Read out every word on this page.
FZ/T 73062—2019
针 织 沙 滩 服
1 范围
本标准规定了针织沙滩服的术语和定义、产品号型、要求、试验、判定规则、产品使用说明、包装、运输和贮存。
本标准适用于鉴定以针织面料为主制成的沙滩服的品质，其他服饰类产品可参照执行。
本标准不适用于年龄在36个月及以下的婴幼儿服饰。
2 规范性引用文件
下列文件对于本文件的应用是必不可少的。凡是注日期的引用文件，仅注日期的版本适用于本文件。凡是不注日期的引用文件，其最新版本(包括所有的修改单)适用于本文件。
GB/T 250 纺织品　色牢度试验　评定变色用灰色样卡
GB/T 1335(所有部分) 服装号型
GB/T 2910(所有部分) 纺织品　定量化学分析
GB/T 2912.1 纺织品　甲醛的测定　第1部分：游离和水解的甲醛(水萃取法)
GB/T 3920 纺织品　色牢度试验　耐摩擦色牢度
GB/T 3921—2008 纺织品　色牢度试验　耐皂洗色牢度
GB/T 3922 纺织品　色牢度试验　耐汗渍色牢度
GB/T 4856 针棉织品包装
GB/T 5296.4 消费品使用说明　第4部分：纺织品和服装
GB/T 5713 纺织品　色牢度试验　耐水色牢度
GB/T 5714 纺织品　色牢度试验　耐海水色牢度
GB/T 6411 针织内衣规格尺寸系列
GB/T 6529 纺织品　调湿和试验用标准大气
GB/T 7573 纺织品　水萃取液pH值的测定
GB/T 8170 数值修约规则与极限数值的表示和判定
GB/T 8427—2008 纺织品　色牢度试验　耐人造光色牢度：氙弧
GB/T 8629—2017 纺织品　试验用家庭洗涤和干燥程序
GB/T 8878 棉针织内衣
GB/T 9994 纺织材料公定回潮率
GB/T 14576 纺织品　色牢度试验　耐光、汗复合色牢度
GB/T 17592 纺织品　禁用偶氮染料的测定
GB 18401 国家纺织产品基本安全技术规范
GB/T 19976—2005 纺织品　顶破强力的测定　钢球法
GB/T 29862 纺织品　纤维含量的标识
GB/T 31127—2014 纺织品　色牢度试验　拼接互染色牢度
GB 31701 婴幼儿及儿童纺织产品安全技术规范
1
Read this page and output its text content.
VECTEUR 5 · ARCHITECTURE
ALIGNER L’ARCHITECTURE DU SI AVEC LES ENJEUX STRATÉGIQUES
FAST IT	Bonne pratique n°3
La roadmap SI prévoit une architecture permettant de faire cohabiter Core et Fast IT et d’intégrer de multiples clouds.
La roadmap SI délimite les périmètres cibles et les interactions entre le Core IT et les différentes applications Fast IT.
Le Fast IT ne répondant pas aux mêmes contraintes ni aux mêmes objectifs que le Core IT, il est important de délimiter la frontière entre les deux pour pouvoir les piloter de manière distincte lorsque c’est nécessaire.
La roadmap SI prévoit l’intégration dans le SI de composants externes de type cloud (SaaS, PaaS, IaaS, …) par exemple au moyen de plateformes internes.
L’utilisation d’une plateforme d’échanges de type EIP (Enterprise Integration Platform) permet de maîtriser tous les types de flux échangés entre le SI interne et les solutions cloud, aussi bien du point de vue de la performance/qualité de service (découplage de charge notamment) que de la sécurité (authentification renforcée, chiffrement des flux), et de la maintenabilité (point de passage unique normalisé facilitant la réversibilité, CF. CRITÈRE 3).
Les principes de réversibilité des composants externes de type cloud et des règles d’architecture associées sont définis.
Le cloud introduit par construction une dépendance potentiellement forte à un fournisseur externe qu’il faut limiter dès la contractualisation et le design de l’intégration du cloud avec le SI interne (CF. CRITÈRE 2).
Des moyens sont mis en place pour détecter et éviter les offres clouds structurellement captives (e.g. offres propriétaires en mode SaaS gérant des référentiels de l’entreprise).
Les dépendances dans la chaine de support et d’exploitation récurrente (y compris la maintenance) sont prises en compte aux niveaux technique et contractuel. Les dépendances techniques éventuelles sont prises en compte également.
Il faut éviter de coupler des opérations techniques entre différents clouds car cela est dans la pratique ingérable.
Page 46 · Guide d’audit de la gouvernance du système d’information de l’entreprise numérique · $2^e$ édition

- - -

### Work instructions:
Copy out each line of the data where the string "prévoit" appears.

### Task result:
La roadmap SI prévoit une architecture permettant de faire cohabiter Core et Fast IT et d’intégrer de multiples clouds.
La roadmap SI prévoit l’intégration dans le SI de composants externes de type cloud (SaaS, PaaS, IaaS, …) par exemple au moyen de plateformes internes.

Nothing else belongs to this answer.